ACTIVITY: Carry on the text about soil N2O emissions and microbial inhibitors below, starting after its final sentence.

Soil N2O emissions are strongly driven by the presence and turn-over of NO2− which is the ‘gate-way molecule’ for N2O production9,45. In the current study soil NO2− concentrations were elevated on Day 9 but at concentrations lower than previously observed (e.g. Clough et al.31) due to the lower urea application rate in the current study preventing NH3 inhibition of NO2− oxidation45. Hence, the ensuing N2O emissions most likely result from the net effects of microbial processes utilising NO2− and/or the N substrate added.
The effects of the microbial inhibitors, cycloheximide, streptomycin and heat sterilization on N2O production were assessed 12 h after inhibitor application since maximum efficacy is reported within 24 h of application46. The decline in the N2O fluxes following fungal inhibition within the amino acid and NH2OH treatments demonstrates fungal mechanisms were responsible for a portion of the N2O produced (21–46%). Previous studies have shown fungi are able to produce N2O32,33,47,48. Nitric oxide reductase (P450nor), is a key feature of fungal denitrification and has been observed to require hypoxia and either NO3− or NO2− substrate to generate N2O47,49: these conditions occurred within the current study. Biotic N2O emissions from non-autoclaved soil suspensions can be stimulated by the presence of both NH2OH and NO3−, as was the case in the NH2OH treatment of the current study. Thus, the decline in N2O emissions in the NH2OH treatment, with fungal inhibition, implies a fungal mechanism was partially responsible for the N2O flux, via NH2OH utilisation.

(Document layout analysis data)
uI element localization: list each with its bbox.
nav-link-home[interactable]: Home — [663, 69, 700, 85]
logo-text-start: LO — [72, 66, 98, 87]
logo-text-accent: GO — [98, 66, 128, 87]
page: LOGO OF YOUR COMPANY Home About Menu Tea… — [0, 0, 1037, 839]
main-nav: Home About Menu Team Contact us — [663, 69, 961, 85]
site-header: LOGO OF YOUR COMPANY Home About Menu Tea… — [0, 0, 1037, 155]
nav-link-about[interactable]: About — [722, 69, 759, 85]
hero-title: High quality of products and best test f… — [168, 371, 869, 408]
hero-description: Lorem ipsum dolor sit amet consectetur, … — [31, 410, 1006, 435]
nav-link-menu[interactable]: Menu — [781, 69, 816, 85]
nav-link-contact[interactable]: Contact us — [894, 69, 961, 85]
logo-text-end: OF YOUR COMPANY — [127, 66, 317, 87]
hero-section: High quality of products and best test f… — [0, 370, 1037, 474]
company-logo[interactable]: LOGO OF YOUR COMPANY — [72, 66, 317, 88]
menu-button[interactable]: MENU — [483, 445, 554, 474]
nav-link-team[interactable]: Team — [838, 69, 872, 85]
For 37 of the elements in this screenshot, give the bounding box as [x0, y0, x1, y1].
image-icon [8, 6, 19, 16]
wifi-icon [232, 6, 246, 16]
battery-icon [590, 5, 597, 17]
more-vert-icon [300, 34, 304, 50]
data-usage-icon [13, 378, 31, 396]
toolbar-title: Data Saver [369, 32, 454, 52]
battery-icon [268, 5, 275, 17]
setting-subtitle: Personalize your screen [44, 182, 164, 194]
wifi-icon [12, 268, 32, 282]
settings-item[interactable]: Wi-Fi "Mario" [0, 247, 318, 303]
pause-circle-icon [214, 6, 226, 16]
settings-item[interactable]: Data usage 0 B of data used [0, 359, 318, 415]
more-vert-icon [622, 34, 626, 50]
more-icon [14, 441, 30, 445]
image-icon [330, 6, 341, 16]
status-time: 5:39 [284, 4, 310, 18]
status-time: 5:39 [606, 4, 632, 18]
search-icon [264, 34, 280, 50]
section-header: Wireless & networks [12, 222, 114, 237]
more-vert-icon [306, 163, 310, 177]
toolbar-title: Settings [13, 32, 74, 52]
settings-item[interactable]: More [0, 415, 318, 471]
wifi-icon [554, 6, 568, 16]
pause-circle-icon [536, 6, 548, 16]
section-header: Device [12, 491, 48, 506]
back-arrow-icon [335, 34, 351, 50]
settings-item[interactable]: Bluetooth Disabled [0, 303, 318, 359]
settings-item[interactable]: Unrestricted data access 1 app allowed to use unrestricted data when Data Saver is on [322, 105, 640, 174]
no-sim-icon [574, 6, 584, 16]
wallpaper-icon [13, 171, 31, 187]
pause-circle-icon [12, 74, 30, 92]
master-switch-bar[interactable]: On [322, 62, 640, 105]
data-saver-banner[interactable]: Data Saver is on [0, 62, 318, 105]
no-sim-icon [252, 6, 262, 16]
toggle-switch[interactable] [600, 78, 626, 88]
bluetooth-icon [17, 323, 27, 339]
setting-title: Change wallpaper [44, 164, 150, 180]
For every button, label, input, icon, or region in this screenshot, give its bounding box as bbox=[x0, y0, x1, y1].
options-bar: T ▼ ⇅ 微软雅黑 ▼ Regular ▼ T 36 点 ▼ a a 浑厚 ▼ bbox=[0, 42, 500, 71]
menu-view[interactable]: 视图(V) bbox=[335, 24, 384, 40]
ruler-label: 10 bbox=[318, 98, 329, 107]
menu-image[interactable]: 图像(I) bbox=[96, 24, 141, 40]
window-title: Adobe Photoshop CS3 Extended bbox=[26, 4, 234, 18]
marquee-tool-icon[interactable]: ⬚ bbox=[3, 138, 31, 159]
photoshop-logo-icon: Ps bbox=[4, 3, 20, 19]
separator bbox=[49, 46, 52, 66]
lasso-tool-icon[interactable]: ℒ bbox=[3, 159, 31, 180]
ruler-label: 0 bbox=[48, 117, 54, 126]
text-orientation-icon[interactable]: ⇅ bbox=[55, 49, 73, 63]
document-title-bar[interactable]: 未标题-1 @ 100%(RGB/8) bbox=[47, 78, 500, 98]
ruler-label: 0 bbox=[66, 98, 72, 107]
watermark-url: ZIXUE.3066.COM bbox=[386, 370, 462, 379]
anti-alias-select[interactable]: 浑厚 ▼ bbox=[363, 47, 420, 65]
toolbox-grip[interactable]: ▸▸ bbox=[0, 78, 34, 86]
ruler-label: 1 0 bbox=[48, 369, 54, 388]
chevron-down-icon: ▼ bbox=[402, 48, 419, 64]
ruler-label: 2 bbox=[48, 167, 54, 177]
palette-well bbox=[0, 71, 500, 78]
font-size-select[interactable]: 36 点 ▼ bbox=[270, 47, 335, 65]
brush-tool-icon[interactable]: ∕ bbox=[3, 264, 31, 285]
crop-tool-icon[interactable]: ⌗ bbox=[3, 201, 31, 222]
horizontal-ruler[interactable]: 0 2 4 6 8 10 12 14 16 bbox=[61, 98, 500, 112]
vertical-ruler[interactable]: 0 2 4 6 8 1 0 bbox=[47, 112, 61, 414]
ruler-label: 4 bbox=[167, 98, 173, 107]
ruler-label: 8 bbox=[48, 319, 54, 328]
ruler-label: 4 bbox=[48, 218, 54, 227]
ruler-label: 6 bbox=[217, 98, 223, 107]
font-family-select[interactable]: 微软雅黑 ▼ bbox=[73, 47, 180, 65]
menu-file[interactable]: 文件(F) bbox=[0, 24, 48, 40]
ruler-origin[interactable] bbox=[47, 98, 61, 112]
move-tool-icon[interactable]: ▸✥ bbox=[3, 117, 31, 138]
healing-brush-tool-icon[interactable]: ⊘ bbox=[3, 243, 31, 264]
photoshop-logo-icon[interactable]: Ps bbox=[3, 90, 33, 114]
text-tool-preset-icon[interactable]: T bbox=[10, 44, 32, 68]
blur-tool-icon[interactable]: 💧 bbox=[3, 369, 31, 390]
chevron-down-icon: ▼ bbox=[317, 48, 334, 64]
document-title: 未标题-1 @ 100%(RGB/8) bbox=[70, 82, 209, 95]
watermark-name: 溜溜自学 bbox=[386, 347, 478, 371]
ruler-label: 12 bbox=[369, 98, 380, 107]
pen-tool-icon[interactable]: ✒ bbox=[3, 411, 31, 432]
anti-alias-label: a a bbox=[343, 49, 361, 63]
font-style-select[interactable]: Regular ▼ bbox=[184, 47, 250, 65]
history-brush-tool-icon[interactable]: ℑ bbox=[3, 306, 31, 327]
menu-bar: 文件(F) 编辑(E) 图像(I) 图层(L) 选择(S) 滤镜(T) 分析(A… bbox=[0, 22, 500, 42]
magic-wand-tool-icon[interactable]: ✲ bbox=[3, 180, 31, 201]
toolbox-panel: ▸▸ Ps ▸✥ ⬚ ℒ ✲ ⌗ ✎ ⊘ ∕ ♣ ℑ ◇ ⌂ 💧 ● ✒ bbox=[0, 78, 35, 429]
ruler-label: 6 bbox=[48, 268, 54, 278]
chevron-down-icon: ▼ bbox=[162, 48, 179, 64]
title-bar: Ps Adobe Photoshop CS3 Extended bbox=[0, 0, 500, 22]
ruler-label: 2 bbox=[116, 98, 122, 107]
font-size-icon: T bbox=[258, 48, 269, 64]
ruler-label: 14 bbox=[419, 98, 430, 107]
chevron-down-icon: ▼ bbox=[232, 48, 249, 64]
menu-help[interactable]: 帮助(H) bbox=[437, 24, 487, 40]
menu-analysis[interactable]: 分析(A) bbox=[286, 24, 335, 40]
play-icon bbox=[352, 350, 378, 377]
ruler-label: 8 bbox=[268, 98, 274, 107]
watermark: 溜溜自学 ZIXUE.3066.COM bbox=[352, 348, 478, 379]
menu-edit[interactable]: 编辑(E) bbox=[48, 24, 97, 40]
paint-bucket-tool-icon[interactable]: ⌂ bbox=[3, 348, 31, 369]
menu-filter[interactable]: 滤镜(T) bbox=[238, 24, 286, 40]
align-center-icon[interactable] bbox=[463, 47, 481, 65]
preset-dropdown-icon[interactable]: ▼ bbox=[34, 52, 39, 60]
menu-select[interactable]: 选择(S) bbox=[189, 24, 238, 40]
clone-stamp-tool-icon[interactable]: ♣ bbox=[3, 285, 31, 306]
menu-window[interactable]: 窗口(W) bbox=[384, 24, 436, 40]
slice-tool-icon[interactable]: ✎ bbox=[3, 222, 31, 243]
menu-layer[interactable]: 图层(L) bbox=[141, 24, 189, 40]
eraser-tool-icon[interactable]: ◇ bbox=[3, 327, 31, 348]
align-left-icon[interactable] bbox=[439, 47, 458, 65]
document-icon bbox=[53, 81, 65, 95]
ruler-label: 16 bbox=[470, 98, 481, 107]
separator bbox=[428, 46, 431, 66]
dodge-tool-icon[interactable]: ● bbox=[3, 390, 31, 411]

EXERCISE OUTPUT:
With bacterial inhibition, the decline in the N2O flux under the NH2OH treatment likely occurred due to the bacterial inhibitor preventing the function of the ammonia oxidising bacteria (AOB), which utilise NH2OH to gain energy50. Increased mRNA transcription levels of the functional genes present in AOB that encode for NH2OH oxidoreductase (haoA), and the reductases for NO2− and NO, which are nirK and norB, respectively, become elevated following NH2OH application50. A similar result and explanation might have been expected following bacterial inhibition in the NH4+ treatment, given that NH2OH is an intermediate in the nitrification pathway, however the result was not statistically significant (Table 1). Lower N2O fluxes from the glycine treatment under bacterial inhibition may have also resulted from a diminished nitrification rate of the NH4+ derived from the mineralized glycine-N, and thus delivering less NO2− to the soil pool. However, this did not occur under the phenylalanine treatment possibly because it is a more complex molecule and potentially slower to be mineralized, and thus potentially bacteria played less of a role in the N2O fluxes derived from phenylalanine. Again, with glycine the combined inhibition treatment demonstrated the role of fungi in generating N2O. This was also the case with phenylalanine where the combined inhibition cut N2O emissions to a level comparable to fungal inhibition alone.
The near complete suppression of N2O emissions in the amino acid and NH4+ treatments, under the combined inhibition treatment, demonstrates that the observed N2O fluxes were almost entirely from biologically driven processes. As previously shown, from the δ13C signatures of respired amino acid–CO2-C, amino acids are readily mineralized, forming NH4+51. Consequently, amino acids will contribute to N2O fluxes if this NH4+ is nitrified, or via the denitrification of the nitrification products51. The residence time of amino acids in soils is generally reported in hours and depends on soil type51,52,53. However, the lack of a significant N2O flux response to amino acid and NH4+ substrate additions at Day 9, relative to the positive control (Fig. 1), is most likely due to the large background NH4+ pool present at the time of N substrate addition, derived from the urea addition. Hence, the NH4+ formed from either amino acid mineralization or direct NH4+ addition will have been diluted by at least 10-fold, assuming all substrate-N was immediately available. Furthermore, it is likely other amino acids were also present to further dilute the amino acid additions. For example, after extracting three soils McLain and Martens51 found the sum of 18 amino acids to range from 9 to 20 g kg−1 of soil, when examining an arid grassland (Well-drained Typic Torrifluvents of the Pima series). In contrast to the soil used in this study, these amino acid concentrations referred to a non-irrigated soil with an expected lower microbial abundance.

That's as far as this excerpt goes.